▶ [Task] How many lines in the records below hold the string "Martín"? Please answer with the number and nothing more.
(begin)
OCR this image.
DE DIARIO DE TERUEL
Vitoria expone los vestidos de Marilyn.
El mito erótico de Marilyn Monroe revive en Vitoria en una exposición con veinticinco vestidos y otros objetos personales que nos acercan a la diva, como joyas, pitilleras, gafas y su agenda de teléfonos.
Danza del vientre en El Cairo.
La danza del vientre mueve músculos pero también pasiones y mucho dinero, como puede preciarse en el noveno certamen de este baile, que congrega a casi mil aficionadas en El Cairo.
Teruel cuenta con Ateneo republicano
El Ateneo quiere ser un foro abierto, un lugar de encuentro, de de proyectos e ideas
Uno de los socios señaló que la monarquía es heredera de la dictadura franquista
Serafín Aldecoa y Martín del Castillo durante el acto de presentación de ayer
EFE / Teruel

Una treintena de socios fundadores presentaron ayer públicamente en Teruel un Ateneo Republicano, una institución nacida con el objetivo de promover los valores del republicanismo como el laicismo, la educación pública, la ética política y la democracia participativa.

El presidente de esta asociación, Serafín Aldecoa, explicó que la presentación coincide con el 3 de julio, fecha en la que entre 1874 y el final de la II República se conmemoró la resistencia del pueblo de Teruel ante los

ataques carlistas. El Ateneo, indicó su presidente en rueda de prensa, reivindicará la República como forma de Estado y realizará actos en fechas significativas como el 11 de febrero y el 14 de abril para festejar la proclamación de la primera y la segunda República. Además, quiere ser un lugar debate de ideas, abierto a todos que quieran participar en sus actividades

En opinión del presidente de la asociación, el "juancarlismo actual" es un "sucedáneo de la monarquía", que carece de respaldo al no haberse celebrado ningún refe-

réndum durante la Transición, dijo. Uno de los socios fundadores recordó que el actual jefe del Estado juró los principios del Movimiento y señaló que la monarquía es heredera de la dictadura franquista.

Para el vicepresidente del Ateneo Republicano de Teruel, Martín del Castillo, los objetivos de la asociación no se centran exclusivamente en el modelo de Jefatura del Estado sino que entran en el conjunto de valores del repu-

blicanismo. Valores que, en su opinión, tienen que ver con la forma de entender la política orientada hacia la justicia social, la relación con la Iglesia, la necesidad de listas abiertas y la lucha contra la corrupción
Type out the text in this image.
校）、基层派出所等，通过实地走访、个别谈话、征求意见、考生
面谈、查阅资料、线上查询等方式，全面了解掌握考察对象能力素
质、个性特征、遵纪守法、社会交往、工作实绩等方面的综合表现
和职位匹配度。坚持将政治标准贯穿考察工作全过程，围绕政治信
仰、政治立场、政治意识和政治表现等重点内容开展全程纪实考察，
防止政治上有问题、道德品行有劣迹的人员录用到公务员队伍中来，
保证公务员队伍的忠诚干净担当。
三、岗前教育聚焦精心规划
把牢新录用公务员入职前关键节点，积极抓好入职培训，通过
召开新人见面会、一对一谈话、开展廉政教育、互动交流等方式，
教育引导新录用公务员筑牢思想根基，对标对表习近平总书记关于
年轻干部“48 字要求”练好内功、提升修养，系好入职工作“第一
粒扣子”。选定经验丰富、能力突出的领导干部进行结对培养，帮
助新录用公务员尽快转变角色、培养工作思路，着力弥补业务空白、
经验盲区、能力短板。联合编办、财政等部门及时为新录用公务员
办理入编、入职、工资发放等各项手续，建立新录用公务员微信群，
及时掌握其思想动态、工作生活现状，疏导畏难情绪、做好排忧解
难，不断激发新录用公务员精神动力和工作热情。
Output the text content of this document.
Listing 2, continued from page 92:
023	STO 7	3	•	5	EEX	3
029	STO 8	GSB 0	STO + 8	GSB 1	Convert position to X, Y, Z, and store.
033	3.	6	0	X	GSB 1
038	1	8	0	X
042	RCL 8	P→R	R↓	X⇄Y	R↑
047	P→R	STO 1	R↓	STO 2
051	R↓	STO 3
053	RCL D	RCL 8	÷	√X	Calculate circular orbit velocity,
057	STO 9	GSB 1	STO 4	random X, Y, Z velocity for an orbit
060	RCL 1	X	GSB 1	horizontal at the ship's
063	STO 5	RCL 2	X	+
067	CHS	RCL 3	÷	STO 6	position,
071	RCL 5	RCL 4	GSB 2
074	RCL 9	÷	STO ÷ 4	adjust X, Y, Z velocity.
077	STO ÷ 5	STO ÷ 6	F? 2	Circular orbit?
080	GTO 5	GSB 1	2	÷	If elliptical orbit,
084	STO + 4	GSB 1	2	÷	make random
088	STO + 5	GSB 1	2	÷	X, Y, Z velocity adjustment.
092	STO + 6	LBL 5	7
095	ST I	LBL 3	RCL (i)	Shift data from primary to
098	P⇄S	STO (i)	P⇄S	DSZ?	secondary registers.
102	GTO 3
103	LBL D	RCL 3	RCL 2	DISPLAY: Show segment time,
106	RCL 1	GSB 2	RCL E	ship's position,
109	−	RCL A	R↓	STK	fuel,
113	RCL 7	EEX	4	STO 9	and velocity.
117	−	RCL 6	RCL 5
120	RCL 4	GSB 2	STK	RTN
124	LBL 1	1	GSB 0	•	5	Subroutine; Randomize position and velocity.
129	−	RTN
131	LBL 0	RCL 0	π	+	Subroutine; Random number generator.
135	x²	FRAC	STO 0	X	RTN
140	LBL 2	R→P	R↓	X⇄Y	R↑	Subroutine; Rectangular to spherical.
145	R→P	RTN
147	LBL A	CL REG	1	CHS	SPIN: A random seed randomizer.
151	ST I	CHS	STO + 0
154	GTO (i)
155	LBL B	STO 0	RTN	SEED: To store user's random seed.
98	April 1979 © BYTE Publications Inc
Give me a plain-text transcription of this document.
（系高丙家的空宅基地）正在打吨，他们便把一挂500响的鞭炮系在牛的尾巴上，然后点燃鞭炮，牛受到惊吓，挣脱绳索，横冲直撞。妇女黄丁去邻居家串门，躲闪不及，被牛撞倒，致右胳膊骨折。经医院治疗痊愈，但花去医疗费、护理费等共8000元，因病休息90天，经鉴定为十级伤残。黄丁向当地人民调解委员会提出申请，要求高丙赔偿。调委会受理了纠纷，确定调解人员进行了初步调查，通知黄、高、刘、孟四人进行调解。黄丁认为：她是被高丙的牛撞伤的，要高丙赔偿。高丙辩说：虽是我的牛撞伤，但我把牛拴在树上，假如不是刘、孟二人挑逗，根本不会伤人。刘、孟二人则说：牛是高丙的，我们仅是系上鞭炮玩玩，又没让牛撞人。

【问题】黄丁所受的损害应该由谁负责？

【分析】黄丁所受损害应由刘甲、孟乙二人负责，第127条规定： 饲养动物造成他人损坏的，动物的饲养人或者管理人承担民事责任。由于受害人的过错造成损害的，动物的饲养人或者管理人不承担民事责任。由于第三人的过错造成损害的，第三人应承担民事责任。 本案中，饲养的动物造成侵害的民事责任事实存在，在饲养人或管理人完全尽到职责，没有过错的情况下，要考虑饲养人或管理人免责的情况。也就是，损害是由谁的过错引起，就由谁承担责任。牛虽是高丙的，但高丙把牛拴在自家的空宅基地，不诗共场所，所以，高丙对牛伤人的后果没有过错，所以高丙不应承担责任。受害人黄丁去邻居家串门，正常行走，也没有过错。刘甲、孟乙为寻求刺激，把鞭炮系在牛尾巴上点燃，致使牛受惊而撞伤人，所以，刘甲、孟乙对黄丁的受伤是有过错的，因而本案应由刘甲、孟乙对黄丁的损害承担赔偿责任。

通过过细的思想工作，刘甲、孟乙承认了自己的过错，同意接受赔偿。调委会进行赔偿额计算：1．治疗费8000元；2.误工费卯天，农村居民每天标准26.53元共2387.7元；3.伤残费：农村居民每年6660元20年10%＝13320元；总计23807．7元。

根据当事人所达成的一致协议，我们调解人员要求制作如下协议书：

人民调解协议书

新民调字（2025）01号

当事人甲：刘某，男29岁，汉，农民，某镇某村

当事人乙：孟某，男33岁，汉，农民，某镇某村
(end)
▶ [The result] 2